◆ SOURCE EXTRACT ◆

··········

My Teaching Philosophy: From Academically Adrift to a Problem-Based Method and P.E.R.M.A.
Shane M. McCarty
The purpose of education is complex, context specific and debatable[i]. I am writing to articulate my philosophy about education – from my prior experiences and research in positive psychology – and my mission to change our current education system by promoting well-being and happiness with effective teaching and make-a-difference research.
Developing Purpose
As the Dalai Lama said, “The purpose of our lives is to be happy.”[ii] Seligman proposes a meaningful life of happiness requires positive emotion, engagement, relationships, meaning, and achievement (i.e., P.E.R.M.A.)[iii]. Our challenge as educators is to meet this framework and specific P.E.R.M.A. metrics. The purpose of education is not to teach or learn, per se. Teaching and learning are simply the processes by which we educate, and education is a process for increasing students’ well-being and meaning through knowledge.
In the current state of our education system, we are not meeting our goals. Has this system created a river of aimlessly wandering students? Arum and Roksa think so and suggest our education system has gone “academically adrift”.[iv]. Their research shows 45% of students do not show measurable gains in critical thinking, complex reasoning, and writing skills after two years of college. These skills are taught to increase employability and earning power and students are not gaining those skills; therefore, we need a new learning approach (i.e., problem-based learning) and lens (i.e., P.E.R.M.A. outcomes).
A Paradigm Shift to Happiness
Positive psychologists have shown financial stability directly increases happiness up to $75,000, and then other factors become more important.[v] Yet, our education system continues to perpetuate this financial perspective by using employability and earning power as the metrics for evaluating graduating seniors and alumni.[vi] First we must shift our outcome from maximizing economic profit to maximizing our happiness index. Then, we must ask: Do we need an education to be happy or do we need happiness for education? As Sir Ken Robinson said, “When we went to school, we were kept there with a story that if you worked hard and did well and got a college degree, you would have a job.”[vii] We believed that happiness came after education. However, I believe the five factors (P.E.R.M.A.) of happiness come first and can guide education in the classroom to facilitate optimal learning. For happiness and successful education, we must engage students, facilitate relationships among others, provide meaningful content and purpose to their lives, and reflect back their own successes and achievements.

··········

◆ DATASET EXTRACT ◆
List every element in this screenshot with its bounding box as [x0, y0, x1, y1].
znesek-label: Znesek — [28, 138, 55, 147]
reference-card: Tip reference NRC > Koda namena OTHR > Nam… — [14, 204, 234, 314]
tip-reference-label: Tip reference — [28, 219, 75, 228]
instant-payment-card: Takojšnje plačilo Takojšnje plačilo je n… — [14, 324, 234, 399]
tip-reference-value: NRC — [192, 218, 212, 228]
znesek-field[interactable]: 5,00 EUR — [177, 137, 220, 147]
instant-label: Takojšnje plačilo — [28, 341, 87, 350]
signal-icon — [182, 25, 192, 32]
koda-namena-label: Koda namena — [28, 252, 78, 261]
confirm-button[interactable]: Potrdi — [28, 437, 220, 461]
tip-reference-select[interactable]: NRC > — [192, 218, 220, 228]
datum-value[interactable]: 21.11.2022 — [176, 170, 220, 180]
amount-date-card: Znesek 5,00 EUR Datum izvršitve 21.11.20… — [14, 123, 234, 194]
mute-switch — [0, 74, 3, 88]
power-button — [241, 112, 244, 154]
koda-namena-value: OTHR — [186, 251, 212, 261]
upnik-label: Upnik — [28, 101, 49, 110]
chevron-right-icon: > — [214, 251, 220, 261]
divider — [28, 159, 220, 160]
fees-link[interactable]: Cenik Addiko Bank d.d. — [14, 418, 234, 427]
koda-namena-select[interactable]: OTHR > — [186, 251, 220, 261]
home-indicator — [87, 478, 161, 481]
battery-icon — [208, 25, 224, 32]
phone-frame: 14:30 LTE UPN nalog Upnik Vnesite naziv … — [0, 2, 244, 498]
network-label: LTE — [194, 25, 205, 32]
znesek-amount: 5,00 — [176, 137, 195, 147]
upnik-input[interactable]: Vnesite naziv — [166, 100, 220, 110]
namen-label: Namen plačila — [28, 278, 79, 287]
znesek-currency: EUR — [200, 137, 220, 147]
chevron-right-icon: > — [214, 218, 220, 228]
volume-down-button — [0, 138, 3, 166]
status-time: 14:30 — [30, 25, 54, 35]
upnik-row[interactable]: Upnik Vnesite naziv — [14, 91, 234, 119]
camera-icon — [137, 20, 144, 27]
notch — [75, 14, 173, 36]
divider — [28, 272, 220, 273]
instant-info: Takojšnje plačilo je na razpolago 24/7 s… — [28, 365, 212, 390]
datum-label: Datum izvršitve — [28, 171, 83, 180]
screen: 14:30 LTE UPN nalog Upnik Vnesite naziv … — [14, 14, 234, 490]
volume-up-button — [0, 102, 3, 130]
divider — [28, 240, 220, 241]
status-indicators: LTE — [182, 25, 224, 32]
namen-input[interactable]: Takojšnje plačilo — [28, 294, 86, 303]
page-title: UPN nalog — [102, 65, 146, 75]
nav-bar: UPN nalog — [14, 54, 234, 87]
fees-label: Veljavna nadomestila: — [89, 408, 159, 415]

··········

◆ WHAT THIS EXERCISE ASKS ◆
(a) Answer these questions using the teaching philosophy essay:
(i) What percentage of students show no measurable gains in critical thinking, complex reasoning, and writing skills after two years of college?
(ii) Up to what amount do positive psychologists say financial stability directly increases happiness?
(iii) What quotation from the Dalai Lama opens the section headed "Developing Purpose"?
(b) Reproduce the part of the teaching philosophy essay that opens with the words containing "My Teaching Philosophy: From" and closes with "and make-a-difference research.".

◆ SOLUTIONS TO THE EXERCISE ◆
(a)
(i) 45%
(ii) $75,000
(iii) "The purpose of our lives is to be happy."

(b)
My Teaching Philosophy: From Academically Adrift to a Problem-Based Method and P.E.R.M.A.
Shane M. McCarty
The purpose of education is complex, context specific and debatable[i]. I am writing to articulate my philosophy about education – from my prior experiences and research in positive psychology – and my mission to change our current education system by promoting well-being and happiness with effective teaching and make-a-difference research.